What the exercise asks => Reproduce all of the data word for word.

Records supplied =>
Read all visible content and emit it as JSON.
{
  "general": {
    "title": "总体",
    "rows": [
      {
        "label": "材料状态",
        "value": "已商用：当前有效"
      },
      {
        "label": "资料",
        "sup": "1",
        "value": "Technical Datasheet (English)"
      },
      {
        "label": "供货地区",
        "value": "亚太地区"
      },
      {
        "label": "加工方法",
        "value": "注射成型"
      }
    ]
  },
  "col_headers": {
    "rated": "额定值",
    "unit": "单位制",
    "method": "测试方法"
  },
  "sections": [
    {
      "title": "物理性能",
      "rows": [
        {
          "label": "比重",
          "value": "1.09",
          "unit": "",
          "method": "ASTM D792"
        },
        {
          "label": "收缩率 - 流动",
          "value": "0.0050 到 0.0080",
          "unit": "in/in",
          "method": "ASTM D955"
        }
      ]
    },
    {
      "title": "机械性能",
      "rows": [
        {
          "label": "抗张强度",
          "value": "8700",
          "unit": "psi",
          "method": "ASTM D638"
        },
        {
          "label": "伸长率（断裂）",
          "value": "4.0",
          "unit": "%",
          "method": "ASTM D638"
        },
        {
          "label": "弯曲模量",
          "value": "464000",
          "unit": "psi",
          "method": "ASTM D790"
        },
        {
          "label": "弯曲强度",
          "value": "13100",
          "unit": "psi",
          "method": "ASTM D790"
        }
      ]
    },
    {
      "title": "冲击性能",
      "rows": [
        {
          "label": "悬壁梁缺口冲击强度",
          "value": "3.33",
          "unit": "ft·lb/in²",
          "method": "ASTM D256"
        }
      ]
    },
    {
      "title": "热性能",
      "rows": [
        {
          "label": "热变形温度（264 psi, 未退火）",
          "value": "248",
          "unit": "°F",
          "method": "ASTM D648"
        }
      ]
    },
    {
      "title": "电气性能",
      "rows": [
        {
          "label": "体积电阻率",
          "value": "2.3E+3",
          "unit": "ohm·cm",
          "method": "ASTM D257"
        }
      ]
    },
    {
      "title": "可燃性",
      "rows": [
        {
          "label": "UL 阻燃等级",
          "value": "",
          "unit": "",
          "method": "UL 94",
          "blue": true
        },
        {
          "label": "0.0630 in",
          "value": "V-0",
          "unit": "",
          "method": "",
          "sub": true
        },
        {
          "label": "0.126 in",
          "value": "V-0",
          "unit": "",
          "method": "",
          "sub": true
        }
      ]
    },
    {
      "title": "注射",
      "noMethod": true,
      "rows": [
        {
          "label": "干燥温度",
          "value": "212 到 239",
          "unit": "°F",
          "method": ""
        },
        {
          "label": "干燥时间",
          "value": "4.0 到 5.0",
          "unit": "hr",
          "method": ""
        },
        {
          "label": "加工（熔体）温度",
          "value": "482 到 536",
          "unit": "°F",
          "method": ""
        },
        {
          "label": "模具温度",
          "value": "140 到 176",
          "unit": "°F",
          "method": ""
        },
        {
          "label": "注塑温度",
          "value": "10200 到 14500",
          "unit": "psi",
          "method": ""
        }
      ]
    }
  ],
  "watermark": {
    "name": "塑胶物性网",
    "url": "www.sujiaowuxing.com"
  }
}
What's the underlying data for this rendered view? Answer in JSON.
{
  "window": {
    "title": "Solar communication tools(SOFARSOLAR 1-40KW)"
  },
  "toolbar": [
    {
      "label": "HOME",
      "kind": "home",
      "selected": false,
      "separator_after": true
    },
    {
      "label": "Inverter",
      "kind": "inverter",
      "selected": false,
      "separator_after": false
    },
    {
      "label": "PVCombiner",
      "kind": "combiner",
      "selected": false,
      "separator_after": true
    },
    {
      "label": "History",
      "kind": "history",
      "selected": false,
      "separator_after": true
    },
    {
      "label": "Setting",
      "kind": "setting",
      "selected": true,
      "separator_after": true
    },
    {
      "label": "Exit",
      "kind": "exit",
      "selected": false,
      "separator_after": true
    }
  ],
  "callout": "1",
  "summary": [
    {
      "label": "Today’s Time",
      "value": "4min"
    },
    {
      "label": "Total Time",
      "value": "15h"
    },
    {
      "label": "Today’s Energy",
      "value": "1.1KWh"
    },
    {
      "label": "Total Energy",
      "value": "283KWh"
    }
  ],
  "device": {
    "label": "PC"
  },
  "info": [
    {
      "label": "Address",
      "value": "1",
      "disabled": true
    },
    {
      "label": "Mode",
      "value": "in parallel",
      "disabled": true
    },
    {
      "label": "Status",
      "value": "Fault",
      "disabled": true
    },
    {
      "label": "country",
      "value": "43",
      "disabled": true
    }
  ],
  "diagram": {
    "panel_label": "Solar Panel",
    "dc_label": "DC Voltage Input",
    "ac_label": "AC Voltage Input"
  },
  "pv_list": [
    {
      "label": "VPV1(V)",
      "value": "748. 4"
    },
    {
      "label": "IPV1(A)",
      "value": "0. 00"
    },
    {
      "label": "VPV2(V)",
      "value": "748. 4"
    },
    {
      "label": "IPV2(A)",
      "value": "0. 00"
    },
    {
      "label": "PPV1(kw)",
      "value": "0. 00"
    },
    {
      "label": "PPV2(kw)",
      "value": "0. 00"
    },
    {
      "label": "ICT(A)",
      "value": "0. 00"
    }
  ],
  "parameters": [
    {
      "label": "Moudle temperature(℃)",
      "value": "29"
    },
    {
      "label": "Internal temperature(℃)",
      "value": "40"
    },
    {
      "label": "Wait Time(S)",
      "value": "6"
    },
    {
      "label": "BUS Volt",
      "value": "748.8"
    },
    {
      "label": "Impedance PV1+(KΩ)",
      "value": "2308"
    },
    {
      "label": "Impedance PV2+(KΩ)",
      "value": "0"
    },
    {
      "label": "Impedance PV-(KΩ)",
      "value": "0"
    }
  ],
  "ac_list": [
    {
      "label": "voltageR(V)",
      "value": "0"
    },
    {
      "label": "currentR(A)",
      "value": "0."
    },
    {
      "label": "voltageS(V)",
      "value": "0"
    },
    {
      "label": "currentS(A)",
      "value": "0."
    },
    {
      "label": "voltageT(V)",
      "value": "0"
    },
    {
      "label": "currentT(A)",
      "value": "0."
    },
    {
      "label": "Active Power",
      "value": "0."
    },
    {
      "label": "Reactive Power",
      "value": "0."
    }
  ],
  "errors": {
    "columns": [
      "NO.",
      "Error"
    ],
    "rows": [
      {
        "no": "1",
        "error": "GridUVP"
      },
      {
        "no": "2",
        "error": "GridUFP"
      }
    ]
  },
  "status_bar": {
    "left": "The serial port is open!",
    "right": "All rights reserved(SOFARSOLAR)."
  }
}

Written reply =>
Read all visible content and emit it as JSON.
{
  "general": {
    "title": "总体",
    "rows": [
      {
        "label": "材料状态",
        "value": "已商用：当前有效"
      },
      {
        "label": "资料",
        "sup": "1",
        "value": "Technical Datasheet (English)"
      },
      {
        "label": "供货地区",
        "value": "亚太地区"
      },
      {
        "label": "加工方法",
        "value": "注射成型"
      }
    ]
  },
  "col_headers": {
    "rated": "额定值",
    "unit": "单位制",
    "method": "测试方法"
  },
  "sections": [
    {
      "title": "物理性能",
      "rows": [
        {
          "label": "比重",
          "value": "1.09",
          "unit": "",
          "method": "ASTM D792"
        },
        {
          "label": "收缩率 - 流动",
          "value": "0.0050 到 0.0080",
          "unit": "in/in",
          "method": "ASTM D955"
        }
      ]
    },
    {
      "title": "机械性能",
      "rows": [
        {
          "label": "抗张强度",
          "value": "8700",
          "unit": "psi",
          "method": "ASTM D638"
        },
        {
          "label": "伸长率（断裂）",
          "value": "4.0",
          "unit": "%",
          "method": "ASTM D638"
        },
        {
          "label": "弯曲模量",
          "value": "464000",
          "unit": "psi",
          "method": "ASTM D790"
        },
        {
          "label": "弯曲强度",
          "value": "13100",
          "unit": "psi",
          "method": "ASTM D790"
        }
      ]
    },
    {
      "title": "冲击性能",
      "rows": [
        {
          "label": "悬壁梁缺口冲击强度",
          "value": "3.33",
          "unit": "ft·lb/in²",
          "method": "ASTM D256"
        }
      ]
    },
    {
      "title": "热性能",
      "rows": [
        {
          "label": "热变形温度（264 psi, 未退火）",
          "value": "248",
          "unit": "°F",
          "method": "ASTM D648"
        }
      ]
    },
    {
      "title": "电气性能",
      "rows": [
        {
          "label": "体积电阻率",
          "value": "2.3E+3",
          "unit": "ohm·cm",
          "method": "ASTM D257"
        }
      ]
    },
    {
      "title": "可燃性",
      "rows": [
        {
          "label": "UL 阻燃等级",
          "value": "",
          "unit": "",
          "method": "UL 94",
          "blue": true
        },
        {
          "label": "0.0630 in",
          "value": "V-0",
          "unit": "",
          "method": "",
          "sub": true
        },
        {
          "label": "0.126 in",
          "value": "V-0",
          "unit": "",
          "method": "",
          "sub": true
        }
      ]
    },
    {
      "title": "注射",
      "noMethod": true,
      "rows": [
        {
          "label": "干燥温度",
          "value": "212 到 239",
          "unit": "°F",
          "method": ""
        },
        {
          "label": "干燥时间",
          "value": "4.0 到 5.0",
          "unit": "hr",
          "method": ""
        },
        {
          "label": "加工（熔体）温度",
          "value": "482 到 536",
          "unit": "°F",
          "method": ""
        },
        {
          "label": "模具温度",
          "value": "140 到 176",
          "unit": "°F",
          "method": ""
        },
        {
          "label": "注塑温度",
          "value": "10200 到 14500",
          "unit": "psi",
          "method": ""
        }
      ]
    }
  ],
  "watermark": {
    "name": "塑胶物性网",
    "url": "www.sujiaowuxing.com"
  }
}
What's the underlying data for this rendered view? Answer in JSON.
{
  "window": {
    "title": "Solar communication tools(SOFARSOLAR 1-40KW)"
  },
  "toolbar": [
    {
      "label": "HOME",
      "kind": "home",
      "selected": false,
      "separator_after": true
    },
    {
      "label": "Inverter",
      "kind": "inverter",
      "selected": false,
      "separator_after": false
    },
    {
      "label": "PVCombiner",
      "kind": "combiner",
      "selected": false,
      "separator_after": true
    },
    {
      "label": "History",
      "kind": "history",
      "selected": false,
      "separator_after": true
    },
    {
      "label": "Setting",
      "kind": "setting",
      "selected": true,
      "separator_after": true
    },
    {
      "label": "Exit",
      "kind": "exit",
      "selected": false,
      "separator_after": true
    }
  ],
  "callout": "1",
  "summary": [
    {
      "label": "Today’s Time",
      "value": "4min"
    },
    {
      "label": "Total Time",
      "value": "15h"
    },
    {
      "label": "Today’s Energy",
      "value": "1.1KWh"
    },
    {
      "label": "Total Energy",
      "value": "283KWh"
    }
  ],
  "device": {
    "label": "PC"
  },
  "info": [
    {
      "label": "Address",
      "value": "1",
      "disabled": true
    },
    {
      "label": "Mode",
      "value": "in parallel",
      "disabled": true
    },
    {
      "label": "Status",
      "value": "Fault",
      "disabled": true
    },
    {
      "label": "country",
      "value": "43",
      "disabled": true
    }
  ],
  "diagram": {
    "panel_label": "Solar Panel",
    "dc_label": "DC Voltage Input",
    "ac_label": "AC Voltage Input"
  },
  "pv_list": [
    {
      "label": "VPV1(V)",
      "value": "748. 4"
    },
    {
      "label": "IPV1(A)",
      "value": "0. 00"
    },
    {
      "label": "VPV2(V)",
      "value": "748. 4"
    },
    {
      "label": "IPV2(A)",
      "value": "0. 00"
    },
    {
      "label": "PPV1(kw)",
      "value": "0. 00"
    },
    {
      "label": "PPV2(kw)",
      "value": "0. 00"
    },
    {
      "label": "ICT(A)",
      "value": "0. 00"
    }
  ],
  "parameters": [
    {
      "label": "Moudle temperature(℃)",
      "value": "29"
    },
    {
      "label": "Internal temperature(℃)",
      "value": "40"
    },
    {
      "label": "Wait Time(S)",
      "value": "6"
    },
    {
      "label": "BUS Volt",
      "value": "748.8"
    },
    {
      "label": "Impedance PV1+(KΩ)",
      "value": "2308"
    },
    {
      "label": "Impedance PV2+(KΩ)",
      "value": "0"
    },
    {
      "label": "Impedance PV-(KΩ)",
      "value": "0"
    }
  ],
  "ac_list": [
    {
      "label": "voltageR(V)",
      "value": "0"
    },
    {
      "label": "currentR(A)",
      "value": "0."
    },
    {
      "label": "voltageS(V)",
      "value": "0"
    },
    {
      "label": "currentS(A)",
      "value": "0."
    },
    {
      "label": "voltageT(V)",
      "value": "0"
    },
    {
      "label": "currentT(A)",
      "value": "0."
    },
    {
      "label": "Active Power",
      "value": "0."
    },
    {
      "label": "Reactive Power",
      "value": "0."
    }
  ],
  "errors": {
    "columns": [
      "NO.",
      "Error"
    ],
    "rows": [
      {
        "no": "1",
        "error": "GridUVP"
      },
      {
        "no": "2",
        "error": "GridUFP"
      }
    ]
  },
  "status_bar": {
    "left": "The serial port is open!",
    "right": "All rights reserved(SOFARSOLAR)."
  }
}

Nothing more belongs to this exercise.